++++ RECORDS PROVIDED ++++

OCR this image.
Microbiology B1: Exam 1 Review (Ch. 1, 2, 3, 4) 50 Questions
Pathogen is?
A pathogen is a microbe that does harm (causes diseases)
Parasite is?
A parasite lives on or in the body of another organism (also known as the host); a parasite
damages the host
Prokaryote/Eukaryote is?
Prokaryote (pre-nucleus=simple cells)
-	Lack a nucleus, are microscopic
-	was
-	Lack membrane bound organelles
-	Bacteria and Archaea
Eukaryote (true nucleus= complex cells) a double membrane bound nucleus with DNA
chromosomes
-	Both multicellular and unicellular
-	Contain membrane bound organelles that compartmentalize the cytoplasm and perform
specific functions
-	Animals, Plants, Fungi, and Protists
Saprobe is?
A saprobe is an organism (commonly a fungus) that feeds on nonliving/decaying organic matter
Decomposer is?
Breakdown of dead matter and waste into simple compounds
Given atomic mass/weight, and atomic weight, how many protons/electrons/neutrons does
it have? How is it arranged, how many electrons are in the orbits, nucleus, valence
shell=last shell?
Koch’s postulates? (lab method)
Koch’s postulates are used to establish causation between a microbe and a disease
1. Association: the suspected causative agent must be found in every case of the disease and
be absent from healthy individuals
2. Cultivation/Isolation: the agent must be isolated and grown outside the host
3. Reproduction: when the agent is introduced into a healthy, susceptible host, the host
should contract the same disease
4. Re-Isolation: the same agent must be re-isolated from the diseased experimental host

++++

TASK TO CARRY OUT: Return the material above unaltered. Include every line.

ANSWER BOX:
OCR this image.
Microbiology B1: Exam 1 Review (Ch. 1, 2, 3, 4) 50 Questions
Pathogen is?
A pathogen is a microbe that does harm (causes diseases)
Parasite is?
A parasite lives on or in the body of another organism (also known as the host); a parasite
damages the host
Prokaryote/Eukaryote is?
Prokaryote (pre-nucleus=simple cells)
-	Lack a nucleus, are microscopic
-	was
-	Lack membrane bound organelles
-	Bacteria and Archaea
Eukaryote (true nucleus= complex cells) a double membrane bound nucleus with DNA
chromosomes
-	Both multicellular and unicellular
-	Contain membrane bound organelles that compartmentalize the cytoplasm and perform
specific functions
-	Animals, Plants, Fungi, and Protists
Saprobe is?
A saprobe is an organism (commonly a fungus) that feeds on nonliving/decaying organic matter
Decomposer is?
Breakdown of dead matter and waste into simple compounds
Given atomic mass/weight, and atomic weight, how many protons/electrons/neutrons does
it have? How is it arranged, how many electrons are in the orbits, nucleus, valence
shell=last shell?
Koch’s postulates? (lab method)
Koch’s postulates are used to establish causation between a microbe and a disease
1. Association: the suspected causative agent must be found in every case of the disease and
be absent from healthy individuals
2. Cultivation/Isolation: the agent must be isolated and grown outside the host
3. Reproduction: when the agent is introduced into a healthy, susceptible host, the host
should contract the same disease
4. Re-Isolation: the same agent must be re-isolated from the diseased experimental host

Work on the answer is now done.